## START RECORDS TO USE
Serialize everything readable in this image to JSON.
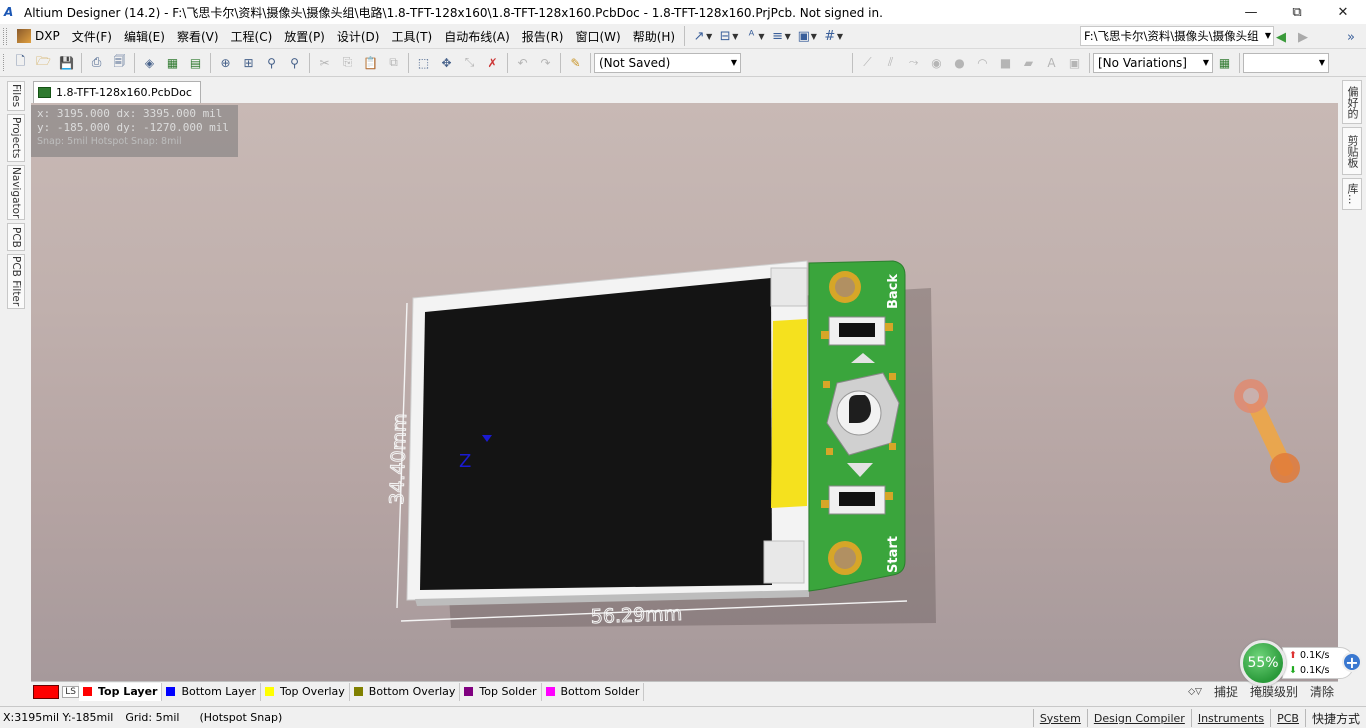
{
  "window": {
    "app_icon": "A",
    "title": "Altium Designer (14.2) - F:\\飞思卡尔\\资料\\摄像头\\摄像头组\\电路\\1.8-TFT-128x160\\1.8-TFT-128x160.PcbDoc - 1.8-TFT-128x160.PrjPcb. Not signed in.",
    "minimize": "—",
    "maximize": "⧉",
    "close": "✕"
  },
  "menu": {
    "items": [
      "DXP",
      "文件(F)",
      "编辑(E)",
      "察看(V)",
      "工程(C)",
      "放置(P)",
      "设计(D)",
      "工具(T)",
      "自动布线(A)",
      "报告(R)",
      "窗口(W)",
      "帮助(H)"
    ],
    "path_combo": "F:\\飞思卡尔\\资料\\摄像头\\摄像头组"
  },
  "toolbar": {
    "save_state": "(Not Saved)",
    "variations": "[No Variations]",
    "empty_combo": ""
  },
  "left_panels": [
    "Files",
    "Projects",
    "Navigator",
    "PCB",
    "PCB Filter"
  ],
  "right_panels": [
    "偏好的",
    "剪贴板",
    "库..."
  ],
  "document": {
    "tab_label": "1.8-TFT-128x160.PcbDoc"
  },
  "coords": {
    "line1": "x:  3195.000   dx:  3395.000 mil",
    "line2": "y:  -185.000   dy:  -1270.000 mil",
    "snap": "Snap: 5mil Hotspot Snap: 8mil"
  },
  "board": {
    "dimension_height": "34.40mm",
    "dimension_width": "56.29mm",
    "label_back": "Back",
    "label_start": "Start",
    "axis_z": "Z",
    "colors": {
      "pcb_green": "#3aa53c",
      "screen": "#141414",
      "frame": "#f3f3f3",
      "fpc": "#f5e11e",
      "pad_gold": "#d6a628"
    }
  },
  "layers": {
    "ls_label": "LS",
    "tabs": [
      {
        "label": "Top Layer",
        "color": "#ff0000",
        "active": true
      },
      {
        "label": "Bottom Layer",
        "color": "#0000ff",
        "active": false
      },
      {
        "label": "Top Overlay",
        "color": "#ffff00",
        "active": false
      },
      {
        "label": "Bottom Overlay",
        "color": "#808000",
        "active": false
      },
      {
        "label": "Top Solder",
        "color": "#800080",
        "active": false
      },
      {
        "label": "Bottom Solder",
        "color": "#ff00ff",
        "active": false
      }
    ],
    "right": {
      "snap": "捕捉",
      "mask": "掩膜级别",
      "clear": "清除"
    }
  },
  "status": {
    "position": "X:3195mil Y:-185mil",
    "grid": "Grid: 5mil",
    "hotspot": "(Hotspot Snap)",
    "buttons": [
      "System",
      "Design Compiler",
      "Instruments",
      "PCB",
      "快捷方式"
    ]
  },
  "network": {
    "percent": "55%",
    "up": "0.1K/s",
    "down": "0.1K/s"
  }
}
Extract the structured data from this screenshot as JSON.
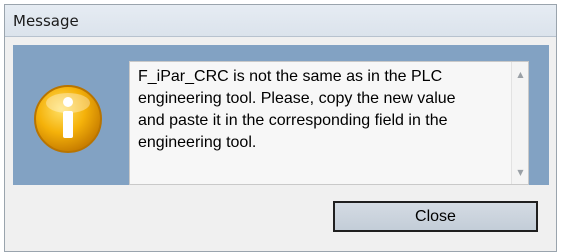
{
  "dialog": {
    "title": "Message",
    "message": "F_iPar_CRC is not the same as in the PLC\nengineering tool. Please, copy the new value\nand paste it in the corresponding field in the\nengineering tool.",
    "icon": "info-icon",
    "scroll_up_icon": "scroll-up-arrow-icon",
    "scroll_down_icon": "scroll-down-arrow-icon",
    "close_label": "Close",
    "colors": {
      "panel_background": "#82a2c3",
      "icon_fill": "#f5b20a",
      "button_border": "#1f1f1f"
    }
  }
}
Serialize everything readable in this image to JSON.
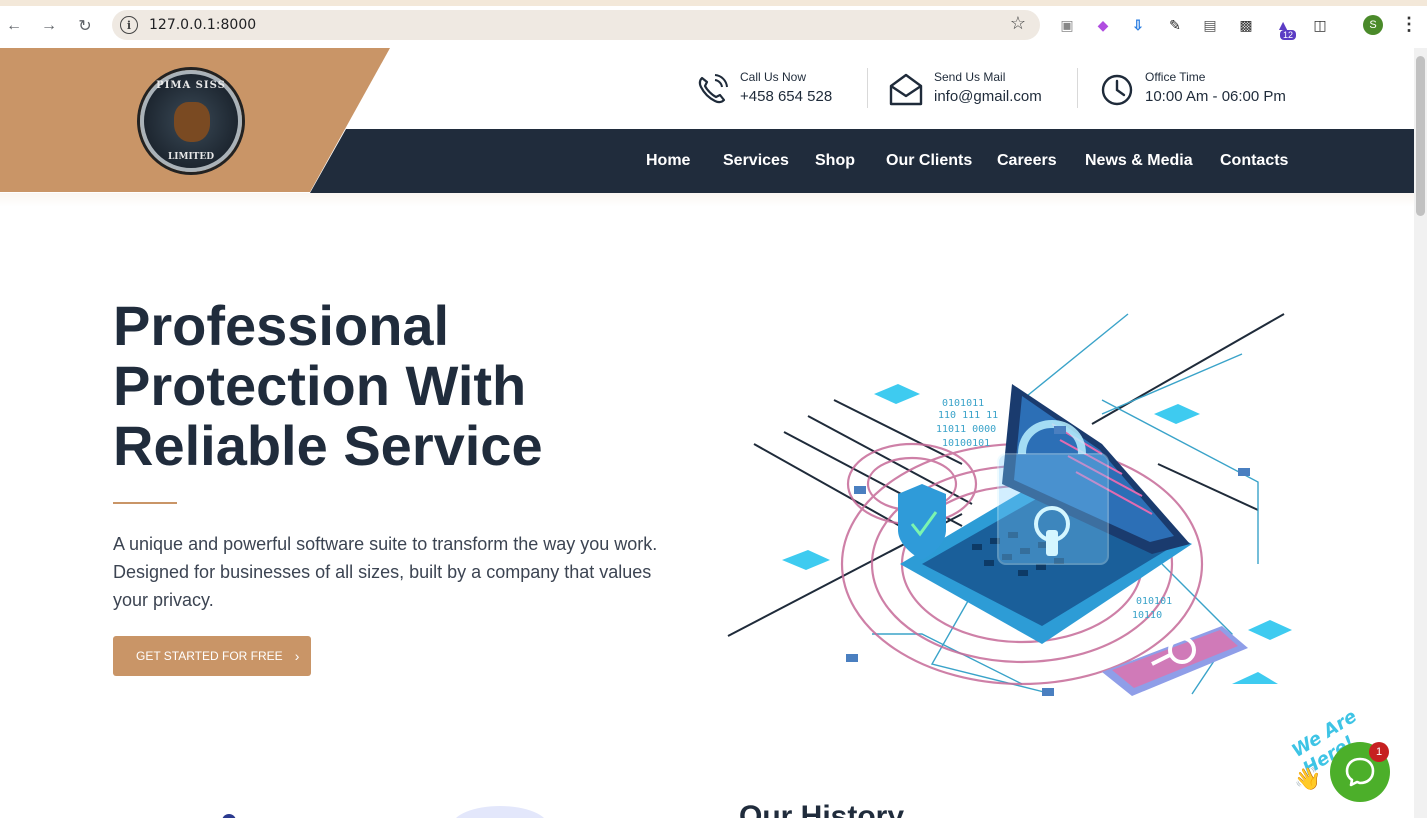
{
  "browser": {
    "url": "127.0.0.1:8000",
    "profile_initial": "S",
    "extension_badge": "12"
  },
  "logo": {
    "alt_text_top": "PIMA SISS",
    "alt_text_bottom": "LIMITED"
  },
  "contact": {
    "call": {
      "label": "Call Us Now",
      "value": "+458 654 528"
    },
    "mail": {
      "label": "Send Us Mail",
      "value": "info@gmail.com"
    },
    "time": {
      "label": "Office Time",
      "value": "10:00 Am - 06:00 Pm"
    }
  },
  "nav": {
    "items": [
      "Home",
      "Services",
      "Shop",
      "Our Clients",
      "Careers",
      "News & Media",
      "Contacts"
    ]
  },
  "hero": {
    "title_line1": "Professional",
    "title_line2": "Protection With",
    "title_line3": "Reliable Service",
    "description": "A unique and powerful software suite to transform the way you work. Designed for businesses of all sizes, built by a company that values your privacy.",
    "cta_label": "GET STARTED FOR FREE"
  },
  "section": {
    "history_title": "Our History"
  },
  "chat": {
    "tagline": "We Are Here!",
    "badge_count": "1"
  },
  "colors": {
    "accent": "#c99567",
    "navy": "#202c3c",
    "chat_green": "#4caf2a"
  }
}
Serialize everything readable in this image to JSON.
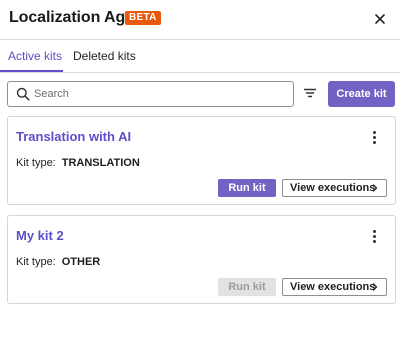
{
  "header": {
    "title": "Localization Agent",
    "badge": "BETA",
    "badge_color": "#e8590c",
    "close_icon": "close-icon"
  },
  "tabs": [
    {
      "label": "Active kits",
      "active": true
    },
    {
      "label": "Deleted kits",
      "active": false
    }
  ],
  "accent_color": "#5c4fc9",
  "toolbar": {
    "search_placeholder": "Search",
    "search_value": "",
    "filter_icon": "filter-icon",
    "create_label": "Create kit"
  },
  "kits": [
    {
      "name": "Translation with AI",
      "type_label": "Kit type:",
      "type_value": "TRANSLATION",
      "run_label": "Run kit",
      "run_enabled": true,
      "view_label": "View executions"
    },
    {
      "name": "My kit 2",
      "type_label": "Kit type:",
      "type_value": "OTHER",
      "run_label": "Run kit",
      "run_enabled": false,
      "view_label": "View executions"
    }
  ]
}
## END RECORDS TO USE
## PROBLEM STATEMENT:
Copy out each record shown above without alteration, skipping any picture.

## ANSWER:
Serialize everything readable in this image to JSON.
{
  "window": {
    "app_icon": "A",
    "title": "Altium Designer (14.2) - F:\\飞思卡尔\\资料\\摄像头\\摄像头组\\电路\\1.8-TFT-128x160\\1.8-TFT-128x160.PcbDoc - 1.8-TFT-128x160.PrjPcb. Not signed in.",
    "minimize": "—",
    "maximize": "⧉",
    "close": "✕"
  },
  "menu": {
    "items": [
      "DXP",
      "文件(F)",
      "编辑(E)",
      "察看(V)",
      "工程(C)",
      "放置(P)",
      "设计(D)",
      "工具(T)",
      "自动布线(A)",
      "报告(R)",
      "窗口(W)",
      "帮助(H)"
    ],
    "path_combo": "F:\\飞思卡尔\\资料\\摄像头\\摄像头组"
  },
  "toolbar": {
    "save_state": "(Not Saved)",
    "variations": "[No Variations]",
    "empty_combo": ""
  },
  "left_panels": [
    "Files",
    "Projects",
    "Navigator",
    "PCB",
    "PCB Filter"
  ],
  "right_panels": [
    "偏好的",
    "剪贴板",
    "库..."
  ],
  "document": {
    "tab_label": "1.8-TFT-128x160.PcbDoc"
  },
  "coords": {
    "line1": "x:  3195.000   dx:  3395.000 mil",
    "line2": "y:  -185.000   dy:  -1270.000 mil",
    "snap": "Snap: 5mil Hotspot Snap: 8mil"
  },
  "board": {
    "dimension_height": "34.40mm",
    "dimension_width": "56.29mm",
    "label_back": "Back",
    "label_start": "Start",
    "axis_z": "Z",
    "colors": {
      "pcb_green": "#3aa53c",
      "screen": "#141414",
      "frame": "#f3f3f3",
      "fpc": "#f5e11e",
      "pad_gold": "#d6a628"
    }
  },
  "layers": {
    "ls_label": "LS",
    "tabs": [
      {
        "label": "Top Layer",
        "color": "#ff0000",
        "active": true
      },
      {
        "label": "Bottom Layer",
        "color": "#0000ff",
        "active": false
      },
      {
        "label": "Top Overlay",
        "color": "#ffff00",
        "active": false
      },
      {
        "label": "Bottom Overlay",
        "color": "#808000",
        "active": false
      },
      {
        "label": "Top Solder",
        "color": "#800080",
        "active": false
      },
      {
        "label": "Bottom Solder",
        "color": "#ff00ff",
        "active": false
      }
    ],
    "right": {
      "snap": "捕捉",
      "mask": "掩膜级别",
      "clear": "清除"
    }
  },
  "status": {
    "position": "X:3195mil Y:-185mil",
    "grid": "Grid: 5mil",
    "hotspot": "(Hotspot Snap)",
    "buttons": [
      "System",
      "Design Compiler",
      "Instruments",
      "PCB",
      "快捷方式"
    ]
  },
  "network": {
    "percent": "55%",
    "up": "0.1K/s",
    "down": "0.1K/s"
  }
}
Extract the structured data from this screenshot as JSON.
{
  "dialog": {
    "title": "Message",
    "message": "F_iPar_CRC is not the same as in the PLC\nengineering tool. Please, copy the new value\nand paste it in the corresponding field in the\nengineering tool.",
    "icon": "info-icon",
    "scroll_up_icon": "scroll-up-arrow-icon",
    "scroll_down_icon": "scroll-down-arrow-icon",
    "close_label": "Close",
    "colors": {
      "panel_background": "#82a2c3",
      "icon_fill": "#f5b20a",
      "button_border": "#1f1f1f"
    }
  }
}
Serialize everything readable in this image to JSON.
{
  "browser": {
    "url": "127.0.0.1:8000",
    "profile_initial": "S",
    "extension_badge": "12"
  },
  "logo": {
    "alt_text_top": "PIMA SISS",
    "alt_text_bottom": "LIMITED"
  },
  "contact": {
    "call": {
      "label": "Call Us Now",
      "value": "+458 654 528"
    },
    "mail": {
      "label": "Send Us Mail",
      "value": "info@gmail.com"
    },
    "time": {
      "label": "Office Time",
      "value": "10:00 Am - 06:00 Pm"
    }
  },
  "nav": {
    "items": [
      "Home",
      "Services",
      "Shop",
      "Our Clients",
      "Careers",
      "News & Media",
      "Contacts"
    ]
  },
  "hero": {
    "title_line1": "Professional",
    "title_line2": "Protection With",
    "title_line3": "Reliable Service",
    "description": "A unique and powerful software suite to transform the way you work. Designed for businesses of all sizes, built by a company that values your privacy.",
    "cta_label": "GET STARTED FOR FREE"
  },
  "section": {
    "history_title": "Our History"
  },
  "chat": {
    "tagline": "We Are Here!",
    "badge_count": "1"
  },
  "colors": {
    "accent": "#c99567",
    "navy": "#202c3c",
    "chat_green": "#4caf2a"
  }
}
Serialize everything readable in this image to JSON.
{
  "header": {
    "title": "Localization Agent",
    "badge": "BETA",
    "badge_color": "#e8590c",
    "close_icon": "close-icon"
  },
  "tabs": [
    {
      "label": "Active kits",
      "active": true
    },
    {
      "label": "Deleted kits",
      "active": false
    }
  ],
  "accent_color": "#5c4fc9",
  "toolbar": {
    "search_placeholder": "Search",
    "search_value": "",
    "filter_icon": "filter-icon",
    "create_label": "Create kit"
  },
  "kits": [
    {
      "name": "Translation with AI",
      "type_label": "Kit type:",
      "type_value": "TRANSLATION",
      "run_label": "Run kit",
      "run_enabled": true,
      "view_label": "View executions"
    },
    {
      "name": "My kit 2",
      "type_label": "Kit type:",
      "type_value": "OTHER",
      "run_label": "Run kit",
      "run_enabled": false,
      "view_label": "View executions"
    }
  ]
}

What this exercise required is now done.